WHAT TO DO ▸ Every line below should be copied exactly; drop the pictures.

INFORMATION GIVEN ▸
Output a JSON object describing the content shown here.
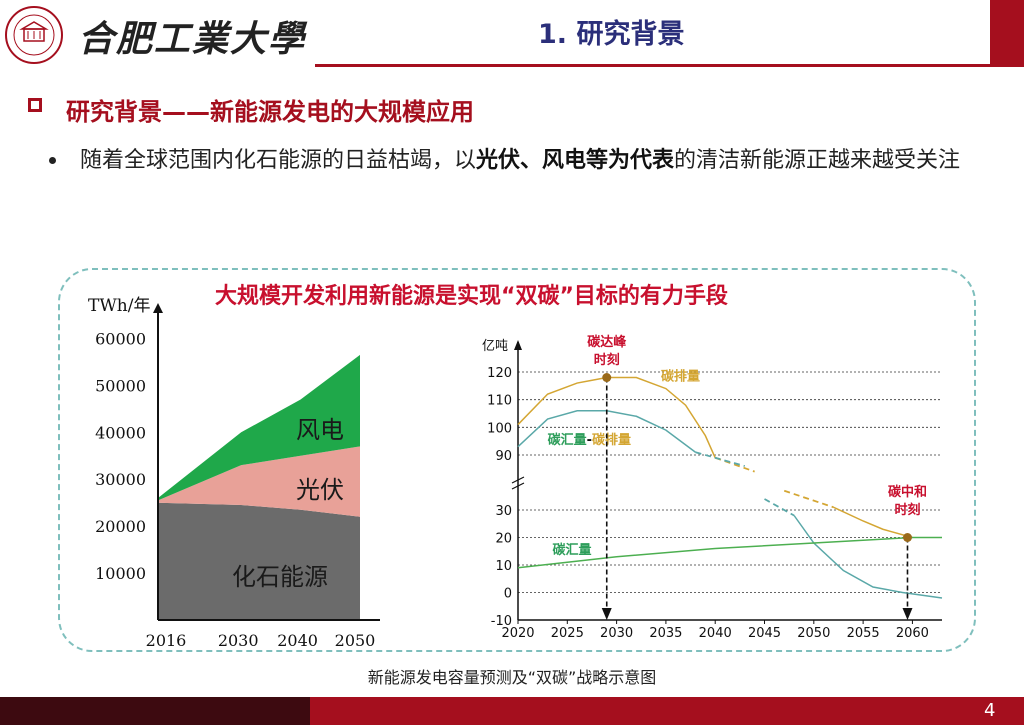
{
  "header": {
    "logo_icon": "university-seal-icon",
    "university_name": "合肥工業大學",
    "title": "1. 研究背景",
    "accent_color": "#a50f1e"
  },
  "section": {
    "title": "研究背景——新能源发电的大规模应用",
    "bullet": {
      "pre": "随着全球范围内化石能源的日益枯竭，以",
      "bold": "光伏、风电等为代表",
      "post": "的清洁新能源正越来越受关注"
    }
  },
  "panel": {
    "title": "大规模开发利用新能源是实现“双碳”目标的有力手段"
  },
  "caption": "新能源发电容量预测及“双碳”战略示意图",
  "page_number": "4",
  "chart_data": [
    {
      "type": "area",
      "ylabel": "TWh/年",
      "x": [
        2016,
        2030,
        2040,
        2050
      ],
      "xticks": [
        "2016",
        "2030",
        "2040",
        "2050"
      ],
      "yticks": [
        "10000",
        "20000",
        "30000",
        "40000",
        "50000",
        "60000"
      ],
      "ylim": [
        0,
        65000
      ],
      "series": [
        {
          "name": "化石能源",
          "color": "#6b6b6b",
          "values": [
            25000,
            24500,
            23500,
            22000
          ]
        },
        {
          "name": "光伏",
          "color": "#e8a198",
          "values": [
            500,
            8500,
            11500,
            15000
          ]
        },
        {
          "name": "风电",
          "color": "#1fa84a",
          "values": [
            500,
            7000,
            12000,
            19500
          ]
        }
      ]
    },
    {
      "type": "line",
      "ylabel": "亿吨",
      "xlim": [
        2020,
        2063
      ],
      "xticks": [
        "2020",
        "2025",
        "2030",
        "2035",
        "2040",
        "2045",
        "2050",
        "2055",
        "2060"
      ],
      "yticks_upper": [
        "90",
        "100",
        "110",
        "120"
      ],
      "yticks_lower": [
        "-10",
        "0",
        "10",
        "20",
        "30"
      ],
      "series": [
        {
          "name": "碳排量",
          "color": "#d4a633",
          "points": [
            [
              2020,
              101
            ],
            [
              2023,
              112
            ],
            [
              2026,
              116
            ],
            [
              2029,
              118
            ],
            [
              2032,
              118
            ],
            [
              2035,
              114
            ],
            [
              2037,
              108
            ],
            [
              2039,
              97
            ],
            [
              2040,
              89
            ]
          ],
          "dashed_points": [
            [
              2040,
              89
            ],
            [
              2044,
              84
            ]
          ],
          "dashed_points_lower": [
            [
              2047,
              37
            ],
            [
              2052,
              31
            ]
          ],
          "lower_points": [
            [
              2052,
              31
            ],
            [
              2055,
              26
            ],
            [
              2057,
              23
            ],
            [
              2060,
              20
            ]
          ]
        },
        {
          "name": "碳汇量-碳排量",
          "color": "#5aa8a8",
          "points": [
            [
              2020,
              93
            ],
            [
              2023,
              103
            ],
            [
              2026,
              106
            ],
            [
              2029,
              106
            ],
            [
              2032,
              104
            ],
            [
              2035,
              99
            ],
            [
              2038,
              91
            ]
          ],
          "dashed_points": [
            [
              2038,
              91
            ],
            [
              2043,
              86
            ]
          ],
          "dashed_points_lower": [
            [
              2045,
              34
            ],
            [
              2048,
              28
            ]
          ],
          "lower_points": [
            [
              2048,
              28
            ],
            [
              2050,
              18
            ],
            [
              2053,
              8
            ],
            [
              2056,
              2
            ],
            [
              2059,
              0
            ],
            [
              2063,
              -2
            ]
          ]
        },
        {
          "name": "碳汇量",
          "color": "#4caf50",
          "points": [
            [
              2020,
              9
            ],
            [
              2030,
              13
            ],
            [
              2040,
              16
            ],
            [
              2050,
              18
            ],
            [
              2060,
              20
            ],
            [
              2063,
              20
            ]
          ]
        }
      ],
      "annotations": [
        {
          "label": "碳达峰\n时刻",
          "x": 2029,
          "y": 118,
          "color": "#c8102e"
        },
        {
          "label": "碳中和\n时刻",
          "x": 2059.5,
          "y": 20,
          "color": "#c8102e"
        }
      ]
    }
  ]
}
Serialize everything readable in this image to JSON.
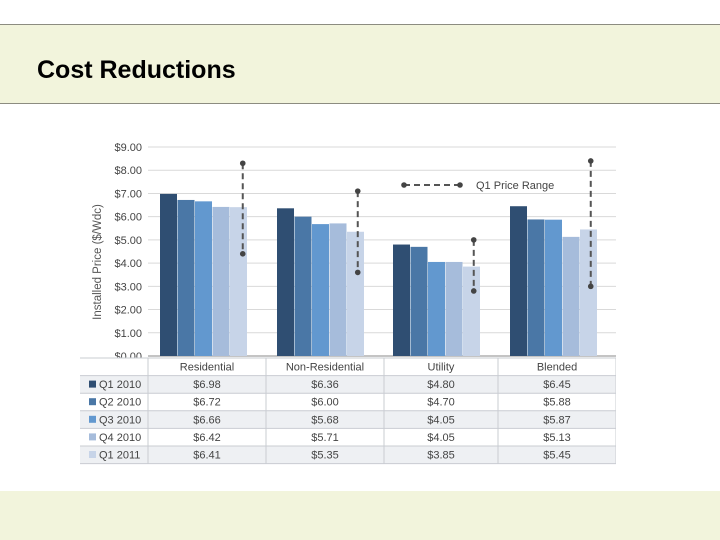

PROBLEM SOLUTION ▸
Output a JSON object describing the content shown here.
{
  "header": {
    "logo_icon": "university-seal-icon",
    "university_name": "合肥工業大學",
    "title": "1. 研究背景",
    "accent_color": "#a50f1e"
  },
  "section": {
    "title": "研究背景——新能源发电的大规模应用",
    "bullet": {
      "pre": "随着全球范围内化石能源的日益枯竭，以",
      "bold": "光伏、风电等为代表",
      "post": "的清洁新能源正越来越受关注"
    }
  },
  "panel": {
    "title": "大规模开发利用新能源是实现“双碳”目标的有力手段"
  },
  "caption": "新能源发电容量预测及“双碳”战略示意图",
  "page_number": "4",
  "chart_data": [
    {
      "type": "area",
      "ylabel": "TWh/年",
      "x": [
        2016,
        2030,
        2040,
        2050
      ],
      "xticks": [
        "2016",
        "2030",
        "2040",
        "2050"
      ],
      "yticks": [
        "10000",
        "20000",
        "30000",
        "40000",
        "50000",
        "60000"
      ],
      "ylim": [
        0,
        65000
      ],
      "series": [
        {
          "name": "化石能源",
          "color": "#6b6b6b",
          "values": [
            25000,
            24500,
            23500,
            22000
          ]
        },
        {
          "name": "光伏",
          "color": "#e8a198",
          "values": [
            500,
            8500,
            11500,
            15000
          ]
        },
        {
          "name": "风电",
          "color": "#1fa84a",
          "values": [
            500,
            7000,
            12000,
            19500
          ]
        }
      ]
    },
    {
      "type": "line",
      "ylabel": "亿吨",
      "xlim": [
        2020,
        2063
      ],
      "xticks": [
        "2020",
        "2025",
        "2030",
        "2035",
        "2040",
        "2045",
        "2050",
        "2055",
        "2060"
      ],
      "yticks_upper": [
        "90",
        "100",
        "110",
        "120"
      ],
      "yticks_lower": [
        "-10",
        "0",
        "10",
        "20",
        "30"
      ],
      "series": [
        {
          "name": "碳排量",
          "color": "#d4a633",
          "points": [
            [
              2020,
              101
            ],
            [
              2023,
              112
            ],
            [
              2026,
              116
            ],
            [
              2029,
              118
            ],
            [
              2032,
              118
            ],
            [
              2035,
              114
            ],
            [
              2037,
              108
            ],
            [
              2039,
              97
            ],
            [
              2040,
              89
            ]
          ],
          "dashed_points": [
            [
              2040,
              89
            ],
            [
              2044,
              84
            ]
          ],
          "dashed_points_lower": [
            [
              2047,
              37
            ],
            [
              2052,
              31
            ]
          ],
          "lower_points": [
            [
              2052,
              31
            ],
            [
              2055,
              26
            ],
            [
              2057,
              23
            ],
            [
              2060,
              20
            ]
          ]
        },
        {
          "name": "碳汇量-碳排量",
          "color": "#5aa8a8",
          "points": [
            [
              2020,
              93
            ],
            [
              2023,
              103
            ],
            [
              2026,
              106
            ],
            [
              2029,
              106
            ],
            [
              2032,
              104
            ],
            [
              2035,
              99
            ],
            [
              2038,
              91
            ]
          ],
          "dashed_points": [
            [
              2038,
              91
            ],
            [
              2043,
              86
            ]
          ],
          "dashed_points_lower": [
            [
              2045,
              34
            ],
            [
              2048,
              28
            ]
          ],
          "lower_points": [
            [
              2048,
              28
            ],
            [
              2050,
              18
            ],
            [
              2053,
              8
            ],
            [
              2056,
              2
            ],
            [
              2059,
              0
            ],
            [
              2063,
              -2
            ]
          ]
        },
        {
          "name": "碳汇量",
          "color": "#4caf50",
          "points": [
            [
              2020,
              9
            ],
            [
              2030,
              13
            ],
            [
              2040,
              16
            ],
            [
              2050,
              18
            ],
            [
              2060,
              20
            ],
            [
              2063,
              20
            ]
          ]
        }
      ],
      "annotations": [
        {
          "label": "碳达峰\n时刻",
          "x": 2029,
          "y": 118,
          "color": "#c8102e"
        },
        {
          "label": "碳中和\n时刻",
          "x": 2059.5,
          "y": 20,
          "color": "#c8102e"
        }
      ]
    }
  ]
}
Serialize everything readable in this image to JSON.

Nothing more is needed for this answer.